▼

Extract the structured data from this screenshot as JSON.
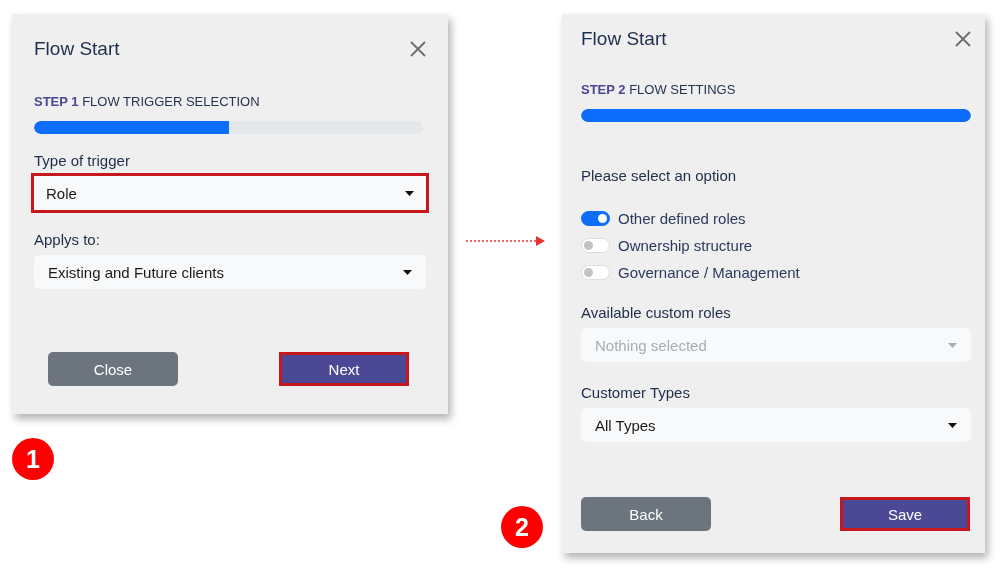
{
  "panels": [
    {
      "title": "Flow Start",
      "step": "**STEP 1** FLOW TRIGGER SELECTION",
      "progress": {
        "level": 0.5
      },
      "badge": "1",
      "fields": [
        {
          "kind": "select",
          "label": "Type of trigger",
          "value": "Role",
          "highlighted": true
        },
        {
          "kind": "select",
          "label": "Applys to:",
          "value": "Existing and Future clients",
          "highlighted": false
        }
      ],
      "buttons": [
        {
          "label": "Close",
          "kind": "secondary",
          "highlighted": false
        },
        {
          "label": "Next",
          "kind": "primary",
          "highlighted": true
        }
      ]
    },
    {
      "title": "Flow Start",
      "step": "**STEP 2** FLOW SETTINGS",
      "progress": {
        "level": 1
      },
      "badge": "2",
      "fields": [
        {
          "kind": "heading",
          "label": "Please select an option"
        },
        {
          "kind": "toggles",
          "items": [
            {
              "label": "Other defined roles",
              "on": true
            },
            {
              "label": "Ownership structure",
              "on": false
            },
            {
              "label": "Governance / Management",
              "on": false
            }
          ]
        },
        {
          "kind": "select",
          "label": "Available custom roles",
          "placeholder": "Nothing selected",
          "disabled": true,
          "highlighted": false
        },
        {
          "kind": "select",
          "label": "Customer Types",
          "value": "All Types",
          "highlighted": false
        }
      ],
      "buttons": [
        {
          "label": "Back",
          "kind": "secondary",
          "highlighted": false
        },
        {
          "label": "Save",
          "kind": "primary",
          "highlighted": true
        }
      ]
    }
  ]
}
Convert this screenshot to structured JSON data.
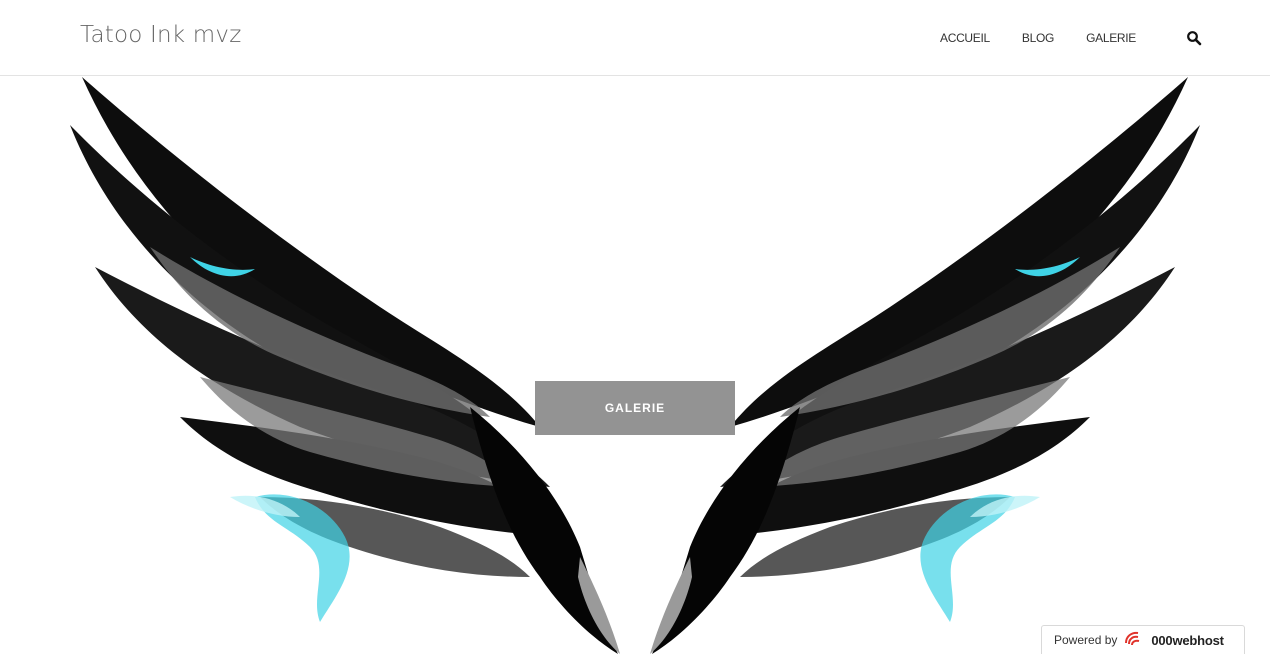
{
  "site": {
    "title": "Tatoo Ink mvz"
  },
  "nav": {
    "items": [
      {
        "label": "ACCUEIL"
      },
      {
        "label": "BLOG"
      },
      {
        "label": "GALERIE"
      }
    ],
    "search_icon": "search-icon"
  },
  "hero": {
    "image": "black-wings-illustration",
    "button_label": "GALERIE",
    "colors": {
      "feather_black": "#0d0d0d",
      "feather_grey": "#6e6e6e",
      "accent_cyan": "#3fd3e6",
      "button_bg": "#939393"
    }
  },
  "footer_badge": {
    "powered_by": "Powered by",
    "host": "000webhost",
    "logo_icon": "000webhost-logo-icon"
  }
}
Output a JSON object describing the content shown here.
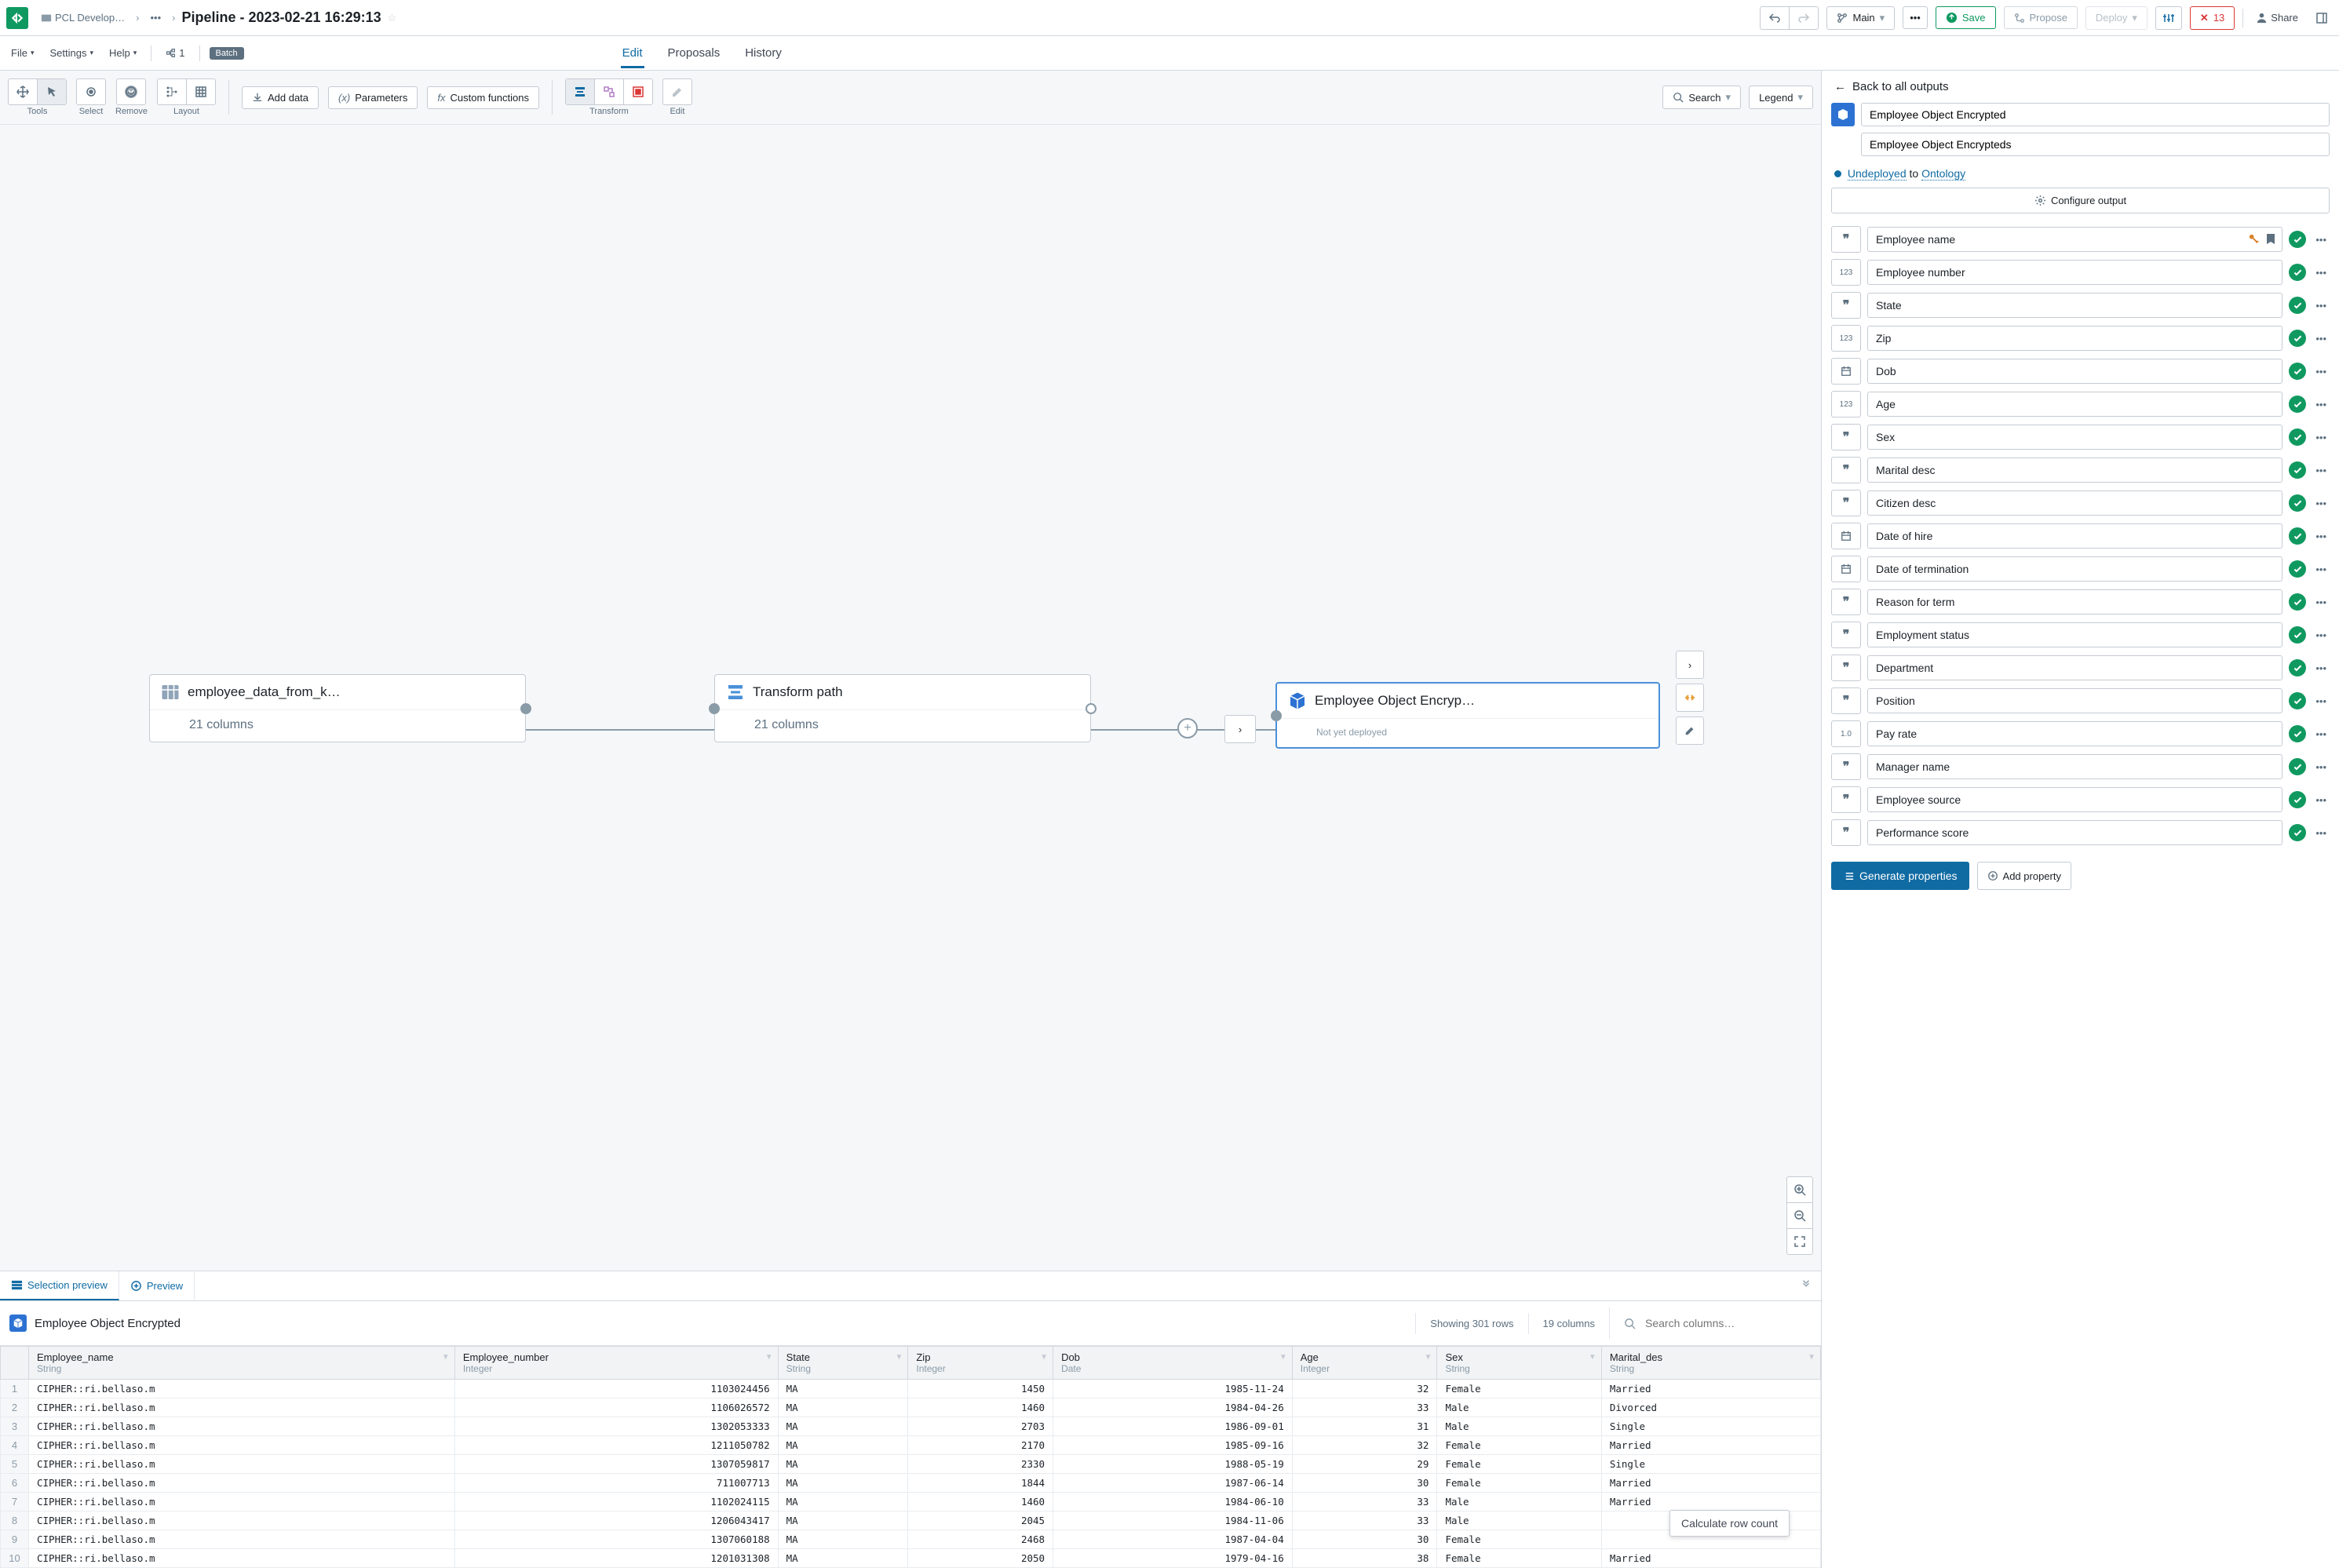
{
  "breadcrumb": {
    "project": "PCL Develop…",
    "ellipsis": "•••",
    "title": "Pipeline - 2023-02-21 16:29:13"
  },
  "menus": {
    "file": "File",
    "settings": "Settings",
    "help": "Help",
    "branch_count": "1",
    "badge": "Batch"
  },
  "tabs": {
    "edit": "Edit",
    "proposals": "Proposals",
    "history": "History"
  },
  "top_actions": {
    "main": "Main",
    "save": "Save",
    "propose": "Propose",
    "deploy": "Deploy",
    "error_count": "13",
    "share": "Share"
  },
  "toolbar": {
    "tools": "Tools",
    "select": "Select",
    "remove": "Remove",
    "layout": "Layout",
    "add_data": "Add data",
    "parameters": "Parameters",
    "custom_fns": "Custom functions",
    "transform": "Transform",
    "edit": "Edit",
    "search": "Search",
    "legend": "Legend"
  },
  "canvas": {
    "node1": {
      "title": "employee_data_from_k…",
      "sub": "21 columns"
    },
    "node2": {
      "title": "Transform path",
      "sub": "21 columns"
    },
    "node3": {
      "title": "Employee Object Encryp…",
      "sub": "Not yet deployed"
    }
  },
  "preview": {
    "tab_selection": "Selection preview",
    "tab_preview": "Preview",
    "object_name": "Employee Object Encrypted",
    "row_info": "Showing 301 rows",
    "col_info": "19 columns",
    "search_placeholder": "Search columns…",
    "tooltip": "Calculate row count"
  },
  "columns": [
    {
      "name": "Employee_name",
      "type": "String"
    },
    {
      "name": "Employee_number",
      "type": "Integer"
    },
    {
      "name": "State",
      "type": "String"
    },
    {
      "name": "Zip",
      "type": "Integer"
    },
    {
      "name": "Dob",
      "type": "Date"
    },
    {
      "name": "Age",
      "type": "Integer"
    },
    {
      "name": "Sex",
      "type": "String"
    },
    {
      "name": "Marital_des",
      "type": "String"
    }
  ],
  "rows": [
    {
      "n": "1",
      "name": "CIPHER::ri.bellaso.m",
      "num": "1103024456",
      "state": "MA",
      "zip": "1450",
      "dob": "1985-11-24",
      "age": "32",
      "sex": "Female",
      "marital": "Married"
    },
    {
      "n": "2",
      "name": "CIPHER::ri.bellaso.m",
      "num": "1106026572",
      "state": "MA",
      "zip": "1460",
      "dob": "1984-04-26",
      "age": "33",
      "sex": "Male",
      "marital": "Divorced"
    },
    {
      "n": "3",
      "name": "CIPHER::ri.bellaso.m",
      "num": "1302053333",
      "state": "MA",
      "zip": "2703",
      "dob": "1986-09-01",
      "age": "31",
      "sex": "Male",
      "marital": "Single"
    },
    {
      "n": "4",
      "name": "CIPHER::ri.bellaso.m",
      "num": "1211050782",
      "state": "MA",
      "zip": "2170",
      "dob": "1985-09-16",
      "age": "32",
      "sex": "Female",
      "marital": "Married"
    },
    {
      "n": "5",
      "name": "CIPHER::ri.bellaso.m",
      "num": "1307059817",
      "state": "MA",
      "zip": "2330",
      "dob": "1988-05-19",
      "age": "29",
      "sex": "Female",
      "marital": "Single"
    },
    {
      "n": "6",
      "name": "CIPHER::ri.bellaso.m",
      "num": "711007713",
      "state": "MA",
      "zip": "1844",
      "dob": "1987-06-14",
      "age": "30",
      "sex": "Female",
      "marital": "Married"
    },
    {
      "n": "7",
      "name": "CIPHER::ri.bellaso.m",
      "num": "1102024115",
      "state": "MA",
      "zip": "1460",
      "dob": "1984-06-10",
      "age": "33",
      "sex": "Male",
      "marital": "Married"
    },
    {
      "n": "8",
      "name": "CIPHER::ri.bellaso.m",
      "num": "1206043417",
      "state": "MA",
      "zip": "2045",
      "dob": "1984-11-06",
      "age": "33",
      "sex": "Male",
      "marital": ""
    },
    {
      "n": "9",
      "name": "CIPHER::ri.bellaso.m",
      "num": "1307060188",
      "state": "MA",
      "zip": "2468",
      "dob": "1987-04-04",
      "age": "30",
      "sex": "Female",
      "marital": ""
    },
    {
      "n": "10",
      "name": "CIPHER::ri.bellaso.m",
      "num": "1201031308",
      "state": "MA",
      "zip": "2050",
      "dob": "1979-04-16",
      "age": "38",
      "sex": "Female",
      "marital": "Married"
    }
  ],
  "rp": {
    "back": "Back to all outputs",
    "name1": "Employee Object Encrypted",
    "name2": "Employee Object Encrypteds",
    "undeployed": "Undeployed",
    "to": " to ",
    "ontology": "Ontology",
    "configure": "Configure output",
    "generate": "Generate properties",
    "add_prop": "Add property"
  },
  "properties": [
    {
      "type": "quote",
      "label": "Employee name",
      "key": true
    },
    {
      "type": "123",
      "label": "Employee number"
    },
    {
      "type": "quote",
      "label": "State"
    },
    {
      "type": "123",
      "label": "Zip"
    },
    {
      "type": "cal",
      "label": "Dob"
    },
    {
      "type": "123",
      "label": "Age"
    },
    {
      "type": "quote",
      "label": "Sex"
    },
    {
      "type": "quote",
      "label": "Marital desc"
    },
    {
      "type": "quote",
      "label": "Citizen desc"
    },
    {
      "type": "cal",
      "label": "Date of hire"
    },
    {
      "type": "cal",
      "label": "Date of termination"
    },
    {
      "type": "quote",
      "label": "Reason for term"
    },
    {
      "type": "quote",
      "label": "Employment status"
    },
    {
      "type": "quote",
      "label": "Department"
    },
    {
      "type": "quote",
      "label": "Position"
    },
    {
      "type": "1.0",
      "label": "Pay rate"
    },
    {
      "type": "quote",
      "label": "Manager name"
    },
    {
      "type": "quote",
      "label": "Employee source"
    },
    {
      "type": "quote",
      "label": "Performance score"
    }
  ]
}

▲

▸ **AIM**
Each line in the data that holds the string "Date" should be found and copied.

▸ **ANSWER BELOW**
      "type": "Date"
      "label": "Date of hire"
      "label": "Date of termination"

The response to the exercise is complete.